> Excerpt
════════════════

Electron exchange coupling in a naturally occurring tetramangano cluster in the mineral helvite, (Mn4S)(SiBeO4)3

Abstract

The mineral helvite, (Mn4S)(BeSiO4)3, contains discrete tetrahedral Mn4S+6 clusters in which the S-2 is tetrahedrally coordinated and each Mn(II) is in a distorted tetrahedron of one S-2 and three oxygens; the cluster is situated within an encompassing lattice of SiO4-4 and BeO4-6 tetrahedra. Mn4S+6 centers provide an interesting model for comparison to the polynuclear manganese center that is associated with photosynthetic water oxidation. Magnetic susceptibility data between 77 and 298 K have been measured for a natural helvite sample containing principally Mn4S+6 centers but with significant contamination from Mn3FeS+6 and Mn3CaS+6. The data exhibited Curie-Weiss behavior with [mu]eff = 5.969 B.M. and [theta] = 178.3 K. An analysis of the magnetic susceptibility, based on Van Vleck's formalism, demonstrated the presence of antiferromagnetic coupling, with a coupling constant J = -5.83 cm-1. Mossbauer spectra of Mn3FeS centers in helvite and of Fe4S centers in the related mineral danalite have also been recorded. Isomer shifts show little temperature dependence and lie in the range 1.23-1.43 mm/sec.. This range is typical of tetrahedrally coordinated Fe(II) in several ionic crystals but is significantly above that of Fe(II) in ferredoxins and below that in the [quinone-Fe(II)-quinone] complex of the photosynthetic bacterium,Rhodopseudomonas sphaeroides. Quadrupole splittings are highly temperature dependent, ranging from 2.4 mm/sec at 4.2 K to less than 0.5 mm/sec at 248 K.

════════════════

> Material provided
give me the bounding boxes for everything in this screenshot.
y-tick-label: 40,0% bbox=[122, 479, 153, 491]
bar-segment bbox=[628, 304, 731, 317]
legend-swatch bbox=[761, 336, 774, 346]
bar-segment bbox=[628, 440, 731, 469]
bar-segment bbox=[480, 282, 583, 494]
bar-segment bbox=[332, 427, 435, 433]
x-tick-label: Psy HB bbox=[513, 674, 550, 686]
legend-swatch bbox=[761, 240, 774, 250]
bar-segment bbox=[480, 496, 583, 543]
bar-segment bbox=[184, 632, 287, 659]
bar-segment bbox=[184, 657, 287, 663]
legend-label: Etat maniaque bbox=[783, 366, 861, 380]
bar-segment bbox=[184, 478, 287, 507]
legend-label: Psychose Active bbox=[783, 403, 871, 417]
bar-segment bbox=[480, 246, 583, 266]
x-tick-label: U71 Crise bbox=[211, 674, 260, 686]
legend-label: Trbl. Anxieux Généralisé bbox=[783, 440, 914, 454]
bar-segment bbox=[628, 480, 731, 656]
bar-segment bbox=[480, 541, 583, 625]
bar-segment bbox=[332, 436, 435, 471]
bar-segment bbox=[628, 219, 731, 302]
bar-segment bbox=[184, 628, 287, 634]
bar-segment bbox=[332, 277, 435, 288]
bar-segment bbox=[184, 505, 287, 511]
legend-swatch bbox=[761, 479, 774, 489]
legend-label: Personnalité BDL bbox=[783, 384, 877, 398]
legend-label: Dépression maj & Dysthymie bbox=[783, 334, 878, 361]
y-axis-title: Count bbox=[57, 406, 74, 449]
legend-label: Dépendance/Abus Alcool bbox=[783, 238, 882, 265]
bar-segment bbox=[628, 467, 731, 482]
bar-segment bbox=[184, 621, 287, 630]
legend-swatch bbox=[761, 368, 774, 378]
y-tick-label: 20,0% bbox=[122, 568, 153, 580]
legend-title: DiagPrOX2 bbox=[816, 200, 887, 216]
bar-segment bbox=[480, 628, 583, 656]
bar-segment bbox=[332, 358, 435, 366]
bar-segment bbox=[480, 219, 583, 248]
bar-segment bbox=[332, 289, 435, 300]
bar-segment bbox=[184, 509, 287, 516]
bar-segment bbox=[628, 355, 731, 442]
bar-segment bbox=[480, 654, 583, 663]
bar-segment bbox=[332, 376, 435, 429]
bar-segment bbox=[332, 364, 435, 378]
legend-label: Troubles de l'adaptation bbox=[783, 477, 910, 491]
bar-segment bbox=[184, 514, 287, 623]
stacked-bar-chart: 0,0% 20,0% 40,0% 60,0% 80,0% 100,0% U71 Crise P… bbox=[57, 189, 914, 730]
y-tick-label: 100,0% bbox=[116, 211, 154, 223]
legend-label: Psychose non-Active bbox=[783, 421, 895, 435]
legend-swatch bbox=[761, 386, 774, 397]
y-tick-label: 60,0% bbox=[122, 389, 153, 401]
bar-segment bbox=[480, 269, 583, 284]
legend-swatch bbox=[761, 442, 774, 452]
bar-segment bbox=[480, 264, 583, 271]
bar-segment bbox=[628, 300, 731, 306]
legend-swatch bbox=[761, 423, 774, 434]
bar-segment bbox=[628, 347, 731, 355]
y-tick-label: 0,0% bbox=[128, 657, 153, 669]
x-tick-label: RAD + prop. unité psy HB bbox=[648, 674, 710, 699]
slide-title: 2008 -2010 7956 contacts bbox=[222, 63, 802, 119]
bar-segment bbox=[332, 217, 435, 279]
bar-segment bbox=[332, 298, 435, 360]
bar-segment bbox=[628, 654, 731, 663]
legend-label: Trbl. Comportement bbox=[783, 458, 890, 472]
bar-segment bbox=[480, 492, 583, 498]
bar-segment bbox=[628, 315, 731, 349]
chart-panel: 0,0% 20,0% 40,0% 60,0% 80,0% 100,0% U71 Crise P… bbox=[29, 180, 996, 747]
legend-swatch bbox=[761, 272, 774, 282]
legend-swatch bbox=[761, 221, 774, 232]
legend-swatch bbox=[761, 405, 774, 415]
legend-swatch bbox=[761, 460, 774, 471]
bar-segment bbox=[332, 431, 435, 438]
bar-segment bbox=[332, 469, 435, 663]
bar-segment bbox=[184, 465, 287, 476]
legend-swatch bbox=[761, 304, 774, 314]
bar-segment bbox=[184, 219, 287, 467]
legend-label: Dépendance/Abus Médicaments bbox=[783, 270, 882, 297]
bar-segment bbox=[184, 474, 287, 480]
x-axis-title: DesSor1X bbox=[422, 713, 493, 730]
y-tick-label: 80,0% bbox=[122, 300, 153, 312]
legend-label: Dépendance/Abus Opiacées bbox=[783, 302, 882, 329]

════════════════

> Task to carry out
In the helvite abstract, what coupling constant did the magnetic susceptibility analysis find?

> Answer box
J = -5.83 cm-1